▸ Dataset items

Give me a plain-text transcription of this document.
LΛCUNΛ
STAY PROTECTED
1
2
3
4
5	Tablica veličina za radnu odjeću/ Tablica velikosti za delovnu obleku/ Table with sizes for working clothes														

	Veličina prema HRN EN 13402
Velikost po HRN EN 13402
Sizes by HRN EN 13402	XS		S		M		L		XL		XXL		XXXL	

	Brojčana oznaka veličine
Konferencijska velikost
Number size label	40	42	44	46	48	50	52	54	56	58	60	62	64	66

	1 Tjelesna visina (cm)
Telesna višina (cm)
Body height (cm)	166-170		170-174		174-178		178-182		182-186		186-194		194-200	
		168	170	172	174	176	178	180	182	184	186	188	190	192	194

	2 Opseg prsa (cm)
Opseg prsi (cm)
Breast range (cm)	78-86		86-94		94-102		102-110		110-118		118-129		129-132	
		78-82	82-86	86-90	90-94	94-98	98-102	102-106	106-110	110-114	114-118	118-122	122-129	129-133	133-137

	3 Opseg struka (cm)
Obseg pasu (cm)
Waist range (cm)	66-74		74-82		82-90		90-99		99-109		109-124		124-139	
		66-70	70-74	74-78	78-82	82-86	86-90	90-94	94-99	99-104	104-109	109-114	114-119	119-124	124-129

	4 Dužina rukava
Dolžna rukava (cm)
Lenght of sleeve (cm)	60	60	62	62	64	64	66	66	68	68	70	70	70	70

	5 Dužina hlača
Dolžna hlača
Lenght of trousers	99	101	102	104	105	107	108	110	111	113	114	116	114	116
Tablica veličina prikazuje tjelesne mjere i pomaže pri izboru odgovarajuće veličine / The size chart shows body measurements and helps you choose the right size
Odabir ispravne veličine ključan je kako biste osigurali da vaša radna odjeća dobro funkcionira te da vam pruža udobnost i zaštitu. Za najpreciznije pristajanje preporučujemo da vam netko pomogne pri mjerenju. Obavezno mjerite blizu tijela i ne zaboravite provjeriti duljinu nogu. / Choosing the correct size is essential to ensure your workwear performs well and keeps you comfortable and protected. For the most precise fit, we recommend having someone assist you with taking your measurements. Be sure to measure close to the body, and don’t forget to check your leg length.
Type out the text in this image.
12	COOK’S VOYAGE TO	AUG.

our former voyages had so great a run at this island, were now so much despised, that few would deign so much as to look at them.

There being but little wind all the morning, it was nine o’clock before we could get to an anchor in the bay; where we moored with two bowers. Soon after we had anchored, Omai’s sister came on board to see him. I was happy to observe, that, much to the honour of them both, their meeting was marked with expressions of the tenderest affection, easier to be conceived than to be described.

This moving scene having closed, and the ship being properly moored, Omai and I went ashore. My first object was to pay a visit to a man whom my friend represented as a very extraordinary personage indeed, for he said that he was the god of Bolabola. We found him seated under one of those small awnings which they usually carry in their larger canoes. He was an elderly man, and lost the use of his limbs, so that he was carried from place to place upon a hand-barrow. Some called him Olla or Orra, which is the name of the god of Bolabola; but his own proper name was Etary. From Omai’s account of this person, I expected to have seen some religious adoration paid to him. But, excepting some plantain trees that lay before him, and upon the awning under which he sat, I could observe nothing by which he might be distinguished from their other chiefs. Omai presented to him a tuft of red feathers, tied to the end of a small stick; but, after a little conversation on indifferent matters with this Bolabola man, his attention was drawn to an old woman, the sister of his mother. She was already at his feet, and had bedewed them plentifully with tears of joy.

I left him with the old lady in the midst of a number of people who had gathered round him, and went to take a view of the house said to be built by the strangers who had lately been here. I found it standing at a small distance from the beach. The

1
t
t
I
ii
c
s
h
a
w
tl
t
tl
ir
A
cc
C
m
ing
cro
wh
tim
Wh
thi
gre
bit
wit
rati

▸ Given problem
From the entries above, copy each line holding "Opseg".

▸ Task solution
	2 Opseg prsa (cm)
Opseg prsi (cm)
	3 Opseg struka (cm)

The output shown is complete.